SHORT TASK
Leave out the pictures; transcribe all else exactly.

(Records)

---

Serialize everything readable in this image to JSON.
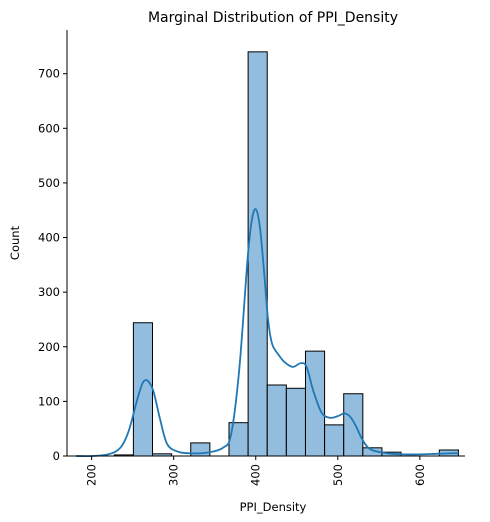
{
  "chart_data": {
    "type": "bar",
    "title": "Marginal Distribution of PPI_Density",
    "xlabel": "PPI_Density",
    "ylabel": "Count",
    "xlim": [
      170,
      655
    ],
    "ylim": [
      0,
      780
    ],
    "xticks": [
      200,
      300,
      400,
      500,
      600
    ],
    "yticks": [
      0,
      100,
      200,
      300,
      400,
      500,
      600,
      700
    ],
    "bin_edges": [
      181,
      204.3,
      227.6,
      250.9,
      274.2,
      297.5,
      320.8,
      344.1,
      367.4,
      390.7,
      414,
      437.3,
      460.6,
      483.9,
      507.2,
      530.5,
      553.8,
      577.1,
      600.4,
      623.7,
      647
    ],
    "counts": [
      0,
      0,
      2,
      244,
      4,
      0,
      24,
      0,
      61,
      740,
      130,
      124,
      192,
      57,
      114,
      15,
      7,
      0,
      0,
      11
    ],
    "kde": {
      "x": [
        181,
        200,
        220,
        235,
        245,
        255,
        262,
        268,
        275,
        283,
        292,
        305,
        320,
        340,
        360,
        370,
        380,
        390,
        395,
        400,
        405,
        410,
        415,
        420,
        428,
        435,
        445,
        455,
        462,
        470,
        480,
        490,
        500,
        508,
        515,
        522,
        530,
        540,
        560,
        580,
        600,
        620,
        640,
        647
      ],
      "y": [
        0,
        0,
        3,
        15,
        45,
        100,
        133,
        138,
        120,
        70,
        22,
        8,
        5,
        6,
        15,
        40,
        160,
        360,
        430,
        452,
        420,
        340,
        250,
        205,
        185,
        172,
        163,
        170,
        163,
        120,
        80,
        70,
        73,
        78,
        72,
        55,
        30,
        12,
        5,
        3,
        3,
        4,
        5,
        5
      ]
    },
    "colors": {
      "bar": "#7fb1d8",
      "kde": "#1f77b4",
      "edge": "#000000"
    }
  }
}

---

FINISHED EXERCISE
Serialize everything readable in this image to JSON.
{
  "chart_data": {
    "type": "bar",
    "title": "Marginal Distribution of PPI_Density",
    "xlabel": "PPI_Density",
    "ylabel": "Count",
    "xlim": [
      170,
      655
    ],
    "ylim": [
      0,
      780
    ],
    "xticks": [
      200,
      300,
      400,
      500,
      600
    ],
    "yticks": [
      0,
      100,
      200,
      300,
      400,
      500,
      600,
      700
    ],
    "bin_edges": [
      181,
      204.3,
      227.6,
      250.9,
      274.2,
      297.5,
      320.8,
      344.1,
      367.4,
      390.7,
      414,
      437.3,
      460.6,
      483.9,
      507.2,
      530.5,
      553.8,
      577.1,
      600.4,
      623.7,
      647
    ],
    "counts": [
      0,
      0,
      2,
      244,
      4,
      0,
      24,
      0,
      61,
      740,
      130,
      124,
      192,
      57,
      114,
      15,
      7,
      0,
      0,
      11
    ],
    "kde": {
      "x": [
        181,
        200,
        220,
        235,
        245,
        255,
        262,
        268,
        275,
        283,
        292,
        305,
        320,
        340,
        360,
        370,
        380,
        390,
        395,
        400,
        405,
        410,
        415,
        420,
        428,
        435,
        445,
        455,
        462,
        470,
        480,
        490,
        500,
        508,
        515,
        522,
        530,
        540,
        560,
        580,
        600,
        620,
        640,
        647
      ],
      "y": [
        0,
        0,
        3,
        15,
        45,
        100,
        133,
        138,
        120,
        70,
        22,
        8,
        5,
        6,
        15,
        40,
        160,
        360,
        430,
        452,
        420,
        340,
        250,
        205,
        185,
        172,
        163,
        170,
        163,
        120,
        80,
        70,
        73,
        78,
        72,
        55,
        30,
        12,
        5,
        3,
        3,
        4,
        5,
        5
      ]
    },
    "colors": {
      "bar": "#7fb1d8",
      "kde": "#1f77b4",
      "edge": "#000000"
    }
  }
}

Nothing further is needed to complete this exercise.